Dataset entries
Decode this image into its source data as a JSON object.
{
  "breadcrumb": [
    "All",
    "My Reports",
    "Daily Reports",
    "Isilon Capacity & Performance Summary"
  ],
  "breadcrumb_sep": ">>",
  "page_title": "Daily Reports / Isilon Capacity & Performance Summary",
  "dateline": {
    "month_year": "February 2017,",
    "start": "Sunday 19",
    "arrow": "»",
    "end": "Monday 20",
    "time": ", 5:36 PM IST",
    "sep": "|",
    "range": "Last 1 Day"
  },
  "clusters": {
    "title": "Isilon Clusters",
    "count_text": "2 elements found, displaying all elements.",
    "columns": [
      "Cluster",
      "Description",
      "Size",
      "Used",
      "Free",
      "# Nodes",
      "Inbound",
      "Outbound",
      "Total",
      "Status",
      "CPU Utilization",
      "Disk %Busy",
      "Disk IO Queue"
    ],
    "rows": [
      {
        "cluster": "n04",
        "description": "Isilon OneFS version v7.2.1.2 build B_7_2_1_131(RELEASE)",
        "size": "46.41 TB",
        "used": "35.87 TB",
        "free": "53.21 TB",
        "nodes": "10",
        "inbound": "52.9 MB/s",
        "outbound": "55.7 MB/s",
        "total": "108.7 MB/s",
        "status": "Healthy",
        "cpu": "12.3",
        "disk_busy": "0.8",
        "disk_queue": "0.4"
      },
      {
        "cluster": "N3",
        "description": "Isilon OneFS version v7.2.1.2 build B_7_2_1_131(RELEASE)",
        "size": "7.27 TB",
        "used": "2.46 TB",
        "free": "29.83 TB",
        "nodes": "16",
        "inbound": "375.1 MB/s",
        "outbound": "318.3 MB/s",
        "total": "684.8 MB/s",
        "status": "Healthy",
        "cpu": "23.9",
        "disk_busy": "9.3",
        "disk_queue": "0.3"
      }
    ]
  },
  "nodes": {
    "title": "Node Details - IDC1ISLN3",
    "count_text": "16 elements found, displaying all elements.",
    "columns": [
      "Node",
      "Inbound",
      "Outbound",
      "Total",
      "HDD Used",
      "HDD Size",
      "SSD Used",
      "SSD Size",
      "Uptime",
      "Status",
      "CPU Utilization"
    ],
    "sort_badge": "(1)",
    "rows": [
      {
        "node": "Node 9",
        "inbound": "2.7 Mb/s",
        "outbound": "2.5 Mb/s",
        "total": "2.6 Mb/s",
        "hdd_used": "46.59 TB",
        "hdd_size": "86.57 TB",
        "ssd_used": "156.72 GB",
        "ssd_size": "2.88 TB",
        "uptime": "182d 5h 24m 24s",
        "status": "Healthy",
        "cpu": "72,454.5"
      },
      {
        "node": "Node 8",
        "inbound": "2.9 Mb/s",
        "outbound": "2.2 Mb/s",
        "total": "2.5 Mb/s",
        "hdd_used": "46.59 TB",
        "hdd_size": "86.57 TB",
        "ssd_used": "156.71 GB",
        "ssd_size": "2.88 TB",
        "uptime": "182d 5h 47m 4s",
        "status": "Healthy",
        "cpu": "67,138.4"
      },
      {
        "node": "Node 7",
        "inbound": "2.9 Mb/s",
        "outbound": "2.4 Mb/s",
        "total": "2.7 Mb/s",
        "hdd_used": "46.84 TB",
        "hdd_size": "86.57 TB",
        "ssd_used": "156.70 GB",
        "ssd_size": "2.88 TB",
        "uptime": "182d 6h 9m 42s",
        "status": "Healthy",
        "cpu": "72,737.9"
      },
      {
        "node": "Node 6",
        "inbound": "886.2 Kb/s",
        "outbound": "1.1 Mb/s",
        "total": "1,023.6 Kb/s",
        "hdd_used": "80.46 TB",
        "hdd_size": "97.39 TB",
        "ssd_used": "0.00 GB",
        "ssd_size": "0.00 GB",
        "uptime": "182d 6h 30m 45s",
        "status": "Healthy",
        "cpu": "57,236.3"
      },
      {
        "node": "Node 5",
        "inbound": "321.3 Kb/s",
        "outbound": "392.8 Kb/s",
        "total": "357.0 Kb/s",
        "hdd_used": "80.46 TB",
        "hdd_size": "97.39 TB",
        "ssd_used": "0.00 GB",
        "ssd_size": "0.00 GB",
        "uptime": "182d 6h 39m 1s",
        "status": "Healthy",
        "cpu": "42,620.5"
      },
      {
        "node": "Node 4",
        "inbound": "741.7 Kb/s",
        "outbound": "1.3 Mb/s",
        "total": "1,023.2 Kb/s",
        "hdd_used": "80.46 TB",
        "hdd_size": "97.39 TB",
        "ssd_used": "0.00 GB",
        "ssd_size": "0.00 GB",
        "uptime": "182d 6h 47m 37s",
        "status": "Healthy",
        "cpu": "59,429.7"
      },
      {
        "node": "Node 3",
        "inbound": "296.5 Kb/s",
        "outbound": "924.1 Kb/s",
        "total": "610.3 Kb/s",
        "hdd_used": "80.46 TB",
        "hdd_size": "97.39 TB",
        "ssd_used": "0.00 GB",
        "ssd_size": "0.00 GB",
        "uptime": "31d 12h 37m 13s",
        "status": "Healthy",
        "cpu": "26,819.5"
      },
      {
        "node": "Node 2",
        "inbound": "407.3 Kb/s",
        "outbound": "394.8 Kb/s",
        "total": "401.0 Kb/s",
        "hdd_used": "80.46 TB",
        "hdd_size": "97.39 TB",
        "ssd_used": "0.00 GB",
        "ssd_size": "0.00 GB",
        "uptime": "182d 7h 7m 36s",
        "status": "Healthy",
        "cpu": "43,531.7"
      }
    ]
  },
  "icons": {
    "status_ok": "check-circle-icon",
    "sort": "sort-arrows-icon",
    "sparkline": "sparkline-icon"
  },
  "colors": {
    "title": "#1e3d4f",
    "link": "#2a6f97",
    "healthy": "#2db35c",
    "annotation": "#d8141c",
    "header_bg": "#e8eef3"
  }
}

*EXERCISE OBJECTIVE*. Read the entries and select each line where the word "Daily" is found.

*RESPONSE TO THE EXERCISE*.
    "Daily Reports",
  "page_title": "Daily Reports / Isilon Capacity & Performance Summary",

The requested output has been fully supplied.